THE TASK:
Quote, without change, all of the lines that follow.

PROVIDED ENTRIES:
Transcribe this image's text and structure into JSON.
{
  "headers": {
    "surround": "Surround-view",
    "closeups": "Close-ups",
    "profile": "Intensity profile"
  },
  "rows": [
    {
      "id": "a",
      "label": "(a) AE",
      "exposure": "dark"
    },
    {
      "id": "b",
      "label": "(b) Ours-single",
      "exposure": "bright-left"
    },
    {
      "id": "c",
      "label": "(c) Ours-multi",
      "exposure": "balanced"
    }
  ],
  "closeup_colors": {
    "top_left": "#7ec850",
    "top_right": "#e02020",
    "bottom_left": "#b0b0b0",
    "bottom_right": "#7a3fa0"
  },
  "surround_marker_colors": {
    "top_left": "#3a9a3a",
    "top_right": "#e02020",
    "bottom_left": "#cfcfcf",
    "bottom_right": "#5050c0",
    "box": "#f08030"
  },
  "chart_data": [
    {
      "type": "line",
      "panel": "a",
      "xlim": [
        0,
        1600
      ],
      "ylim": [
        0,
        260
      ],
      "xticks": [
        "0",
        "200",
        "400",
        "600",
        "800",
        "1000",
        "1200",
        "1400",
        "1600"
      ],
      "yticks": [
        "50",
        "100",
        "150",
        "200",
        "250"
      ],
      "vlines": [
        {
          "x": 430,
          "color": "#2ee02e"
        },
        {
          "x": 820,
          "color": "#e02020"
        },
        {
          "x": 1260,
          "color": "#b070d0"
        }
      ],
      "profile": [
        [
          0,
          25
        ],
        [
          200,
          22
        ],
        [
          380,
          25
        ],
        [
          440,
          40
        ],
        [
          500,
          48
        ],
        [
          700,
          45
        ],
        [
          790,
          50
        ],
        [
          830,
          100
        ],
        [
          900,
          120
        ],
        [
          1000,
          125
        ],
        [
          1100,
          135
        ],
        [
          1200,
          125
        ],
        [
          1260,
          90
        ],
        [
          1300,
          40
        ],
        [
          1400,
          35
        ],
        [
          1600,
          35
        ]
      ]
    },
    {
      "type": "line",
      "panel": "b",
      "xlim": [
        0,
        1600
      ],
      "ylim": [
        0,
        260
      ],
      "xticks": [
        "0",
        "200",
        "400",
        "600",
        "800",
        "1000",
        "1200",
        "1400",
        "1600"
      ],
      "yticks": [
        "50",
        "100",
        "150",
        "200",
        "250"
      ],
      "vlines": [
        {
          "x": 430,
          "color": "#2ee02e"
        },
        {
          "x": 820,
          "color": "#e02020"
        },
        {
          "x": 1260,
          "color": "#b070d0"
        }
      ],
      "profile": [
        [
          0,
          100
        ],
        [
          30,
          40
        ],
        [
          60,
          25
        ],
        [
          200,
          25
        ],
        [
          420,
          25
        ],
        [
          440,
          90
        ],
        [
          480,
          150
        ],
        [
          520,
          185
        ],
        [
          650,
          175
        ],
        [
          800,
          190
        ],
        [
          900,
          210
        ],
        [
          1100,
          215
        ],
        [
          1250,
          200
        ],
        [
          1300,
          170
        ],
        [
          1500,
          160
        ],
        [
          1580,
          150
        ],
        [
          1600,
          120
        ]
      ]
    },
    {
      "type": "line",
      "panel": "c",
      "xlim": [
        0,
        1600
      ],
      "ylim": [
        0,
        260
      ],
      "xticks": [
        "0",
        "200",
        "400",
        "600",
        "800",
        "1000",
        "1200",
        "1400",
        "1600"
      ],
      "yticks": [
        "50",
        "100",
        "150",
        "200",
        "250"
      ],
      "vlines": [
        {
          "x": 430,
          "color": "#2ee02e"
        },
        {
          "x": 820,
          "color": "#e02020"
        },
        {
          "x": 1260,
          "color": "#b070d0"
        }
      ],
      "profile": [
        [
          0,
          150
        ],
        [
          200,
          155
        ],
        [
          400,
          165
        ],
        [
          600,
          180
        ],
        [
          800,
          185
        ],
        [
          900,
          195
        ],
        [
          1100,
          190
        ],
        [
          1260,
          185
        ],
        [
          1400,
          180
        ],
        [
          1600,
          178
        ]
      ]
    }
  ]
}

CORRECT OUTPUT:
Transcribe this image's text and structure into JSON.
{
  "headers": {
    "surround": "Surround-view",
    "closeups": "Close-ups",
    "profile": "Intensity profile"
  },
  "rows": [
    {
      "id": "a",
      "label": "(a) AE",
      "exposure": "dark"
    },
    {
      "id": "b",
      "label": "(b) Ours-single",
      "exposure": "bright-left"
    },
    {
      "id": "c",
      "label": "(c) Ours-multi",
      "exposure": "balanced"
    }
  ],
  "closeup_colors": {
    "top_left": "#7ec850",
    "top_right": "#e02020",
    "bottom_left": "#b0b0b0",
    "bottom_right": "#7a3fa0"
  },
  "surround_marker_colors": {
    "top_left": "#3a9a3a",
    "top_right": "#e02020",
    "bottom_left": "#cfcfcf",
    "bottom_right": "#5050c0",
    "box": "#f08030"
  },
  "chart_data": [
    {
      "type": "line",
      "panel": "a",
      "xlim": [
        0,
        1600
      ],
      "ylim": [
        0,
        260
      ],
      "xticks": [
        "0",
        "200",
        "400",
        "600",
        "800",
        "1000",
        "1200",
        "1400",
        "1600"
      ],
      "yticks": [
        "50",
        "100",
        "150",
        "200",
        "250"
      ],
      "vlines": [
        {
          "x": 430,
          "color": "#2ee02e"
        },
        {
          "x": 820,
          "color": "#e02020"
        },
        {
          "x": 1260,
          "color": "#b070d0"
        }
      ],
      "profile": [
        [
          0,
          25
        ],
        [
          200,
          22
        ],
        [
          380,
          25
        ],
        [
          440,
          40
        ],
        [
          500,
          48
        ],
        [
          700,
          45
        ],
        [
          790,
          50
        ],
        [
          830,
          100
        ],
        [
          900,
          120
        ],
        [
          1000,
          125
        ],
        [
          1100,
          135
        ],
        [
          1200,
          125
        ],
        [
          1260,
          90
        ],
        [
          1300,
          40
        ],
        [
          1400,
          35
        ],
        [
          1600,
          35
        ]
      ]
    },
    {
      "type": "line",
      "panel": "b",
      "xlim": [
        0,
        1600
      ],
      "ylim": [
        0,
        260
      ],
      "xticks": [
        "0",
        "200",
        "400",
        "600",
        "800",
        "1000",
        "1200",
        "1400",
        "1600"
      ],
      "yticks": [
        "50",
        "100",
        "150",
        "200",
        "250"
      ],
      "vlines": [
        {
          "x": 430,
          "color": "#2ee02e"
        },
        {
          "x": 820,
          "color": "#e02020"
        },
        {
          "x": 1260,
          "color": "#b070d0"
        }
      ],
      "profile": [
        [
          0,
          100
        ],
        [
          30,
          40
        ],
        [
          60,
          25
        ],
        [
          200,
          25
        ],
        [
          420,
          25
        ],
        [
          440,
          90
        ],
        [
          480,
          150
        ],
        [
          520,
          185
        ],
        [
          650,
          175
        ],
        [
          800,
          190
        ],
        [
          900,
          210
        ],
        [
          1100,
          215
        ],
        [
          1250,
          200
        ],
        [
          1300,
          170
        ],
        [
          1500,
          160
        ],
        [
          1580,
          150
        ],
        [
          1600,
          120
        ]
      ]
    },
    {
      "type": "line",
      "panel": "c",
      "xlim": [
        0,
        1600
      ],
      "ylim": [
        0,
        260
      ],
      "xticks": [
        "0",
        "200",
        "400",
        "600",
        "800",
        "1000",
        "1200",
        "1400",
        "1600"
      ],
      "yticks": [
        "50",
        "100",
        "150",
        "200",
        "250"
      ],
      "vlines": [
        {
          "x": 430,
          "color": "#2ee02e"
        },
        {
          "x": 820,
          "color": "#e02020"
        },
        {
          "x": 1260,
          "color": "#b070d0"
        }
      ],
      "profile": [
        [
          0,
          150
        ],
        [
          200,
          155
        ],
        [
          400,
          165
        ],
        [
          600,
          180
        ],
        [
          800,
          185
        ],
        [
          900,
          195
        ],
        [
          1100,
          190
        ],
        [
          1260,
          185
        ],
        [
          1400,
          180
        ],
        [
          1600,
          178
        ]
      ]
    }
  ]
}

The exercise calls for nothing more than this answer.